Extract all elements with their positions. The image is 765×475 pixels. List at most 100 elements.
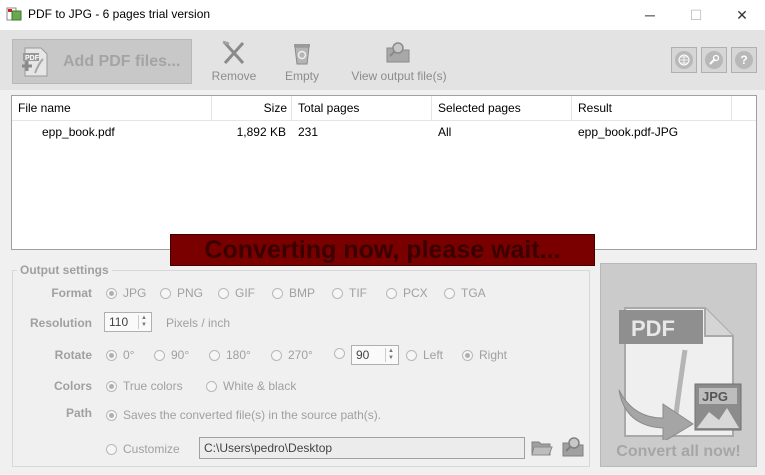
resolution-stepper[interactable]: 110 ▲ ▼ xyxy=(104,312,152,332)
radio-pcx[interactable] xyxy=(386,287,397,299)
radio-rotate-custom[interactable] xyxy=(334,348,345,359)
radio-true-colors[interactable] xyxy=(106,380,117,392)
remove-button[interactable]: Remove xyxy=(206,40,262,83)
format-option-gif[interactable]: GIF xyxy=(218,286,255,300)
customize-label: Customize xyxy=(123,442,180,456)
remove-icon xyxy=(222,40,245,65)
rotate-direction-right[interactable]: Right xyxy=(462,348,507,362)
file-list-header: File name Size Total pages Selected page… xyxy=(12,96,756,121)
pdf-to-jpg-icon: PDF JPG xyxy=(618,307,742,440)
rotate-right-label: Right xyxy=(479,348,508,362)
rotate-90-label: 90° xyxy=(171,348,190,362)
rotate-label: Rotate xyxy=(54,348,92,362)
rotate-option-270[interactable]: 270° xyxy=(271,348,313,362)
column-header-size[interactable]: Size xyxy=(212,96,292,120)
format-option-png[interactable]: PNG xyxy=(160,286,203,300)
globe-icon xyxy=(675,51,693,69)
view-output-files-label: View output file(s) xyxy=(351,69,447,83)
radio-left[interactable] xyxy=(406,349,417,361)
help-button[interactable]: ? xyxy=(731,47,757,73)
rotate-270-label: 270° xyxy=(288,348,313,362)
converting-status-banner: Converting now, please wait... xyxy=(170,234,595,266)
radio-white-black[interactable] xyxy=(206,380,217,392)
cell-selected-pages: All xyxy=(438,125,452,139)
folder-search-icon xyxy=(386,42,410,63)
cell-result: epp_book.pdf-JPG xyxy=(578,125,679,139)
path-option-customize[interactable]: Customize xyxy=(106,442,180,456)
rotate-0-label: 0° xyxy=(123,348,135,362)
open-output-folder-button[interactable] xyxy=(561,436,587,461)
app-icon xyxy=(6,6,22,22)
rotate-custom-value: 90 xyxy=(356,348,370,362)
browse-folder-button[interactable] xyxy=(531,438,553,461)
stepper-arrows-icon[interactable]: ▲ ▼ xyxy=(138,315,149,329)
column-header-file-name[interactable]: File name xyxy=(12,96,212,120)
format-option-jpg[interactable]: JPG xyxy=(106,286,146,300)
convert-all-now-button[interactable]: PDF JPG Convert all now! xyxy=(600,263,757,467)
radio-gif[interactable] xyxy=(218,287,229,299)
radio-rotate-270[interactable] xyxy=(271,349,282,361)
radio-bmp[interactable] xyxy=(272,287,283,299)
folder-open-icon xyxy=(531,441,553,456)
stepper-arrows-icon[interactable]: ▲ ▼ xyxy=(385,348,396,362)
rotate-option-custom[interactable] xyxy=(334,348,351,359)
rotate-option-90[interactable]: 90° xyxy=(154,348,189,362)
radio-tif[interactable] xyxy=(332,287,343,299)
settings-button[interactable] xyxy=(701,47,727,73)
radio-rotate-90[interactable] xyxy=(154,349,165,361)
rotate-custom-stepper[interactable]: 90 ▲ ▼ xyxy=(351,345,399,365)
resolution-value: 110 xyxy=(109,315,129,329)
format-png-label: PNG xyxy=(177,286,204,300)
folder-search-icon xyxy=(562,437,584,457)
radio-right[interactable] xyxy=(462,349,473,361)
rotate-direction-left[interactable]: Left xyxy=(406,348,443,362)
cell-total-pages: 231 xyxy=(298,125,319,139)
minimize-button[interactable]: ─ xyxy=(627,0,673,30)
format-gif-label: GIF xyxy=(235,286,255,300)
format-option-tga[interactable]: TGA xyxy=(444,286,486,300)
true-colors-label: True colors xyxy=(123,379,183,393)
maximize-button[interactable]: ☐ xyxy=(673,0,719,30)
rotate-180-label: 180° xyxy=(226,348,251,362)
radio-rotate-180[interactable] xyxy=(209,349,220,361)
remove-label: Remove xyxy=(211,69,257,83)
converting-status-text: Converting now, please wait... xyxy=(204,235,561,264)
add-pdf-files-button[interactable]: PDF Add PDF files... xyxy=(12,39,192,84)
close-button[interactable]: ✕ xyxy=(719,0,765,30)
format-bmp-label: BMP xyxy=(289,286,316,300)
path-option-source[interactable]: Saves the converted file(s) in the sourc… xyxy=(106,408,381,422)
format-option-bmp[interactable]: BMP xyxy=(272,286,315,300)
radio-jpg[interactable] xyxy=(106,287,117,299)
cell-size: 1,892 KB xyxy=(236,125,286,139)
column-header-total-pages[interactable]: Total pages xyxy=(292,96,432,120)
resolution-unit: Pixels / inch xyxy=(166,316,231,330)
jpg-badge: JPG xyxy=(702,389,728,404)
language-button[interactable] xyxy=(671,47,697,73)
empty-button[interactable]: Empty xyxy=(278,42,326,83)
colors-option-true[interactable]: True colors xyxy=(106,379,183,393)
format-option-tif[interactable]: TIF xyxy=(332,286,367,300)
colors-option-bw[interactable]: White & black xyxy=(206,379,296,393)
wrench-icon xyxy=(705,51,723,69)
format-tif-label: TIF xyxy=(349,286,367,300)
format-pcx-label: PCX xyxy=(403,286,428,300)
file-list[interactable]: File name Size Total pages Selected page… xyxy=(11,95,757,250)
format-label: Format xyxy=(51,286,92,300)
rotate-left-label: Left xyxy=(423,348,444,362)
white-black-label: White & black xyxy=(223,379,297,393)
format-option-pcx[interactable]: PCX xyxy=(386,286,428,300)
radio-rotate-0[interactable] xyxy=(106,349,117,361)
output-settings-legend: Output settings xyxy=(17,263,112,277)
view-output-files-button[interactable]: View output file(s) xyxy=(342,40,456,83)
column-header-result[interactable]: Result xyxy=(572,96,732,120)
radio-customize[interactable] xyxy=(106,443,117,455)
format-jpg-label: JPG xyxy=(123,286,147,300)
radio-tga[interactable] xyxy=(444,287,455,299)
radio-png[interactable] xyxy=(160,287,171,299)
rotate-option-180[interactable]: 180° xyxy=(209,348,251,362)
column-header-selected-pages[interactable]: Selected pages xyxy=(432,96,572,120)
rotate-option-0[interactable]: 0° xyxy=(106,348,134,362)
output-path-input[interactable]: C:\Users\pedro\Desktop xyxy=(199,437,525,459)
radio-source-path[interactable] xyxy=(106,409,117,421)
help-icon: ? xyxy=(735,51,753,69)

...

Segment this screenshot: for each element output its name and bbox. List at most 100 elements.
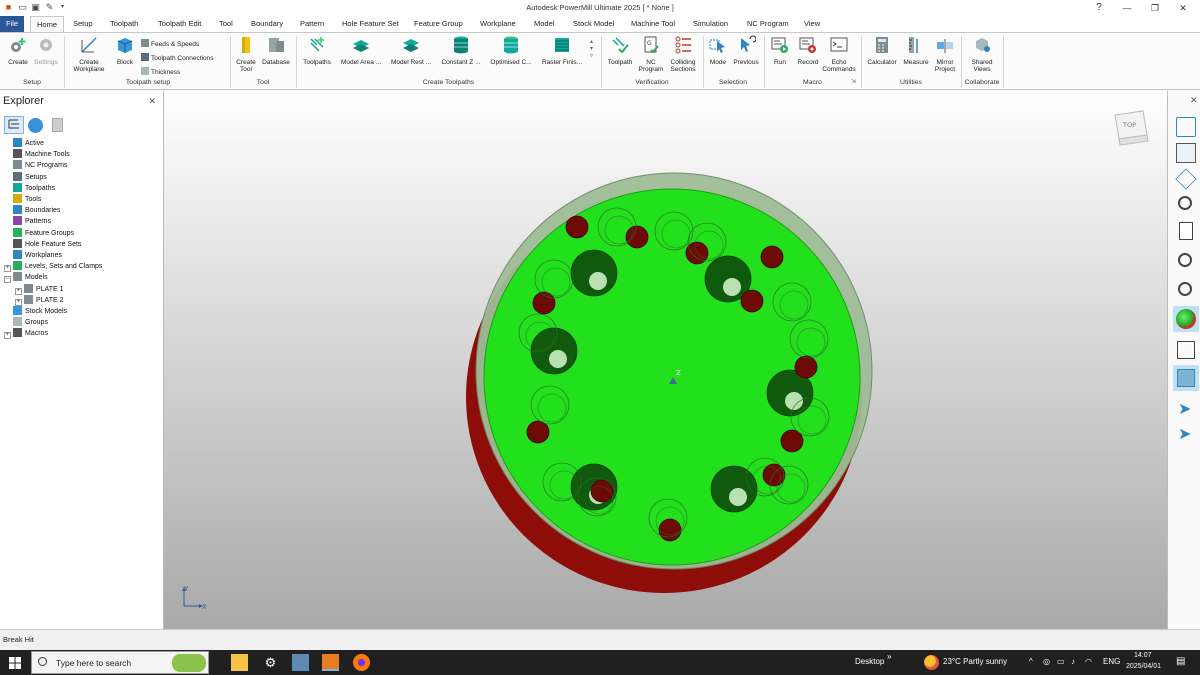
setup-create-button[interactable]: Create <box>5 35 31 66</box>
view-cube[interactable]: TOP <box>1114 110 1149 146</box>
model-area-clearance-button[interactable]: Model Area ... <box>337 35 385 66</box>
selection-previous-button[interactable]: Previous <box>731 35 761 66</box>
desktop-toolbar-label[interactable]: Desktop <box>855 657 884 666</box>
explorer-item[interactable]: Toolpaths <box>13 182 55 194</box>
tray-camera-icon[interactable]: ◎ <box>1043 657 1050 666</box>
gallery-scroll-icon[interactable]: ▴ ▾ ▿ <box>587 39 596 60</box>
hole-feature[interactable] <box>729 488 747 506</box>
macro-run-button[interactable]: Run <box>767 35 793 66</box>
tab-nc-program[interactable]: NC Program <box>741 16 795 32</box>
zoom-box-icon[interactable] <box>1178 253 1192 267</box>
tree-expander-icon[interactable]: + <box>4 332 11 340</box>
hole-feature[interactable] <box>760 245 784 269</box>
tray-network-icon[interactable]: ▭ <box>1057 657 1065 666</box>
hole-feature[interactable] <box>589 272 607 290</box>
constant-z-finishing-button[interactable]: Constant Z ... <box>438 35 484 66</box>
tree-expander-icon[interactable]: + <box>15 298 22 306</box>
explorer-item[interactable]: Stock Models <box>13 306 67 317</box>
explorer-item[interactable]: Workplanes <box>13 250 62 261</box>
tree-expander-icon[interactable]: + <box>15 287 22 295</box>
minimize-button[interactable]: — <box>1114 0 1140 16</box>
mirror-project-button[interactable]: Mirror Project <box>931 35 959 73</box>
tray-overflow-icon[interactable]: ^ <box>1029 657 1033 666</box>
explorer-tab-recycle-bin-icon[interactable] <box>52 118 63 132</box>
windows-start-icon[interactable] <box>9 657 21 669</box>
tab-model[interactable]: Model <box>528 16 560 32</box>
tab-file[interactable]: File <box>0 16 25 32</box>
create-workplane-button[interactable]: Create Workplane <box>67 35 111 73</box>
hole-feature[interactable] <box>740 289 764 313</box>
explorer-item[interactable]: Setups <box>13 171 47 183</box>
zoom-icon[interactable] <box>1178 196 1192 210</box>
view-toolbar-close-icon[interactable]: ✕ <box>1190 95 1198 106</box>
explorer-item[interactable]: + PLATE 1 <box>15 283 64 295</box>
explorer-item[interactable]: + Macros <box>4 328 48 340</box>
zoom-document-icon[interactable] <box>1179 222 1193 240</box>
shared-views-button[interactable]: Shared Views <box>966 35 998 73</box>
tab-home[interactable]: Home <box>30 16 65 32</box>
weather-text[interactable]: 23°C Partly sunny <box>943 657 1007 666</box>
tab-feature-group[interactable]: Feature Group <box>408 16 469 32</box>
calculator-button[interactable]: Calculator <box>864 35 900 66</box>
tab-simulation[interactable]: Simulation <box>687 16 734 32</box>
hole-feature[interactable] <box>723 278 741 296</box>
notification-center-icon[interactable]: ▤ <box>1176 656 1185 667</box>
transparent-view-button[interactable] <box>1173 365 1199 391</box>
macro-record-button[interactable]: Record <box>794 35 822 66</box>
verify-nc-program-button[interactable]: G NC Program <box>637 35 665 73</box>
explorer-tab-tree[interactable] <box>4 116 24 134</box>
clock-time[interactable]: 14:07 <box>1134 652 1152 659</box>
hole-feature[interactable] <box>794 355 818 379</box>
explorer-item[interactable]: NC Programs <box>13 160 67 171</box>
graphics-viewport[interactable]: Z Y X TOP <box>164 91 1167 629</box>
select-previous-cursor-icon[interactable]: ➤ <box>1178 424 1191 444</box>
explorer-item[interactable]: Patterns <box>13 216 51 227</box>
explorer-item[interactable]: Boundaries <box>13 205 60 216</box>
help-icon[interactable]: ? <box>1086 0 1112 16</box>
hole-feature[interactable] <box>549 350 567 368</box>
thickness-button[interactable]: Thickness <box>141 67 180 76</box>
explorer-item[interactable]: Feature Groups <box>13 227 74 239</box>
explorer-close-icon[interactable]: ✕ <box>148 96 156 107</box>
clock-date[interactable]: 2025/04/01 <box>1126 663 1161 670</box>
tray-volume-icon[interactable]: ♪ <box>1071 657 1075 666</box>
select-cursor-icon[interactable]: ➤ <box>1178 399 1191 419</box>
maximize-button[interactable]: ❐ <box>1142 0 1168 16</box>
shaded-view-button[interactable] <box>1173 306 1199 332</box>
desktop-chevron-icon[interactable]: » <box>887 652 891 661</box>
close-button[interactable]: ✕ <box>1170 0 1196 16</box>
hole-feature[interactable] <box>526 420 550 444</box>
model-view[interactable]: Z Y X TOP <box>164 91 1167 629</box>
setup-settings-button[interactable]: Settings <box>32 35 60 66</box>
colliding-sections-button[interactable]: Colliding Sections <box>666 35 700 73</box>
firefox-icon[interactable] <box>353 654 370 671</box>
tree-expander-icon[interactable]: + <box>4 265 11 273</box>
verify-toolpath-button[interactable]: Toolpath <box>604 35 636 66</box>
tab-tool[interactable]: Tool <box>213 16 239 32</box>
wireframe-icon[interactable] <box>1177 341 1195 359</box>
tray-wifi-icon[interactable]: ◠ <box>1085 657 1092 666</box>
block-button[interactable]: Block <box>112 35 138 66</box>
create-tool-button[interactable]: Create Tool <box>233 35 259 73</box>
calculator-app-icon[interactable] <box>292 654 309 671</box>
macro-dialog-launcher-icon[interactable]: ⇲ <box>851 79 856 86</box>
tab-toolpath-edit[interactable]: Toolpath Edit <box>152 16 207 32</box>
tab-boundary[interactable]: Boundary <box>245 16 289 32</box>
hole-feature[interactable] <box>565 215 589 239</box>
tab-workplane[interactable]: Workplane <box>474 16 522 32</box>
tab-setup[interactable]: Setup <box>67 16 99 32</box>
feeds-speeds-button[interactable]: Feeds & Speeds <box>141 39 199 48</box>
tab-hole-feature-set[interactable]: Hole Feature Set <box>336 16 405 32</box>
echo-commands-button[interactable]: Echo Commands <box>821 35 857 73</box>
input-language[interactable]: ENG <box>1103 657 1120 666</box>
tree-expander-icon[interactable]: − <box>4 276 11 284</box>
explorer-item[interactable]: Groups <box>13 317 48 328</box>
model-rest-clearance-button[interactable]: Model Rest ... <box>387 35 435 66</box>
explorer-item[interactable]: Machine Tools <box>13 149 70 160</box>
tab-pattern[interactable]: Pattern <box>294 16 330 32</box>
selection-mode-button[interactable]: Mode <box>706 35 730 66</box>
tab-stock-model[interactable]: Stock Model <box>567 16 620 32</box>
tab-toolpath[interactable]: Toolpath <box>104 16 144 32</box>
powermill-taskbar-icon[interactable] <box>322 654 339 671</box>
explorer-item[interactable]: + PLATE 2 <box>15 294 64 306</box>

* [DIRECTIVE]: Which rows contain the string "Create"? Show each one in full, counting only matches with the same case.

* [TASK ANSWER]:
setup-create-button[interactable]: Create <box>5 35 31 66</box>
create-workplane-button[interactable]: Create Workplane <box>67 35 111 73</box>
create-tool-button[interactable]: Create Tool <box>233 35 259 73</box>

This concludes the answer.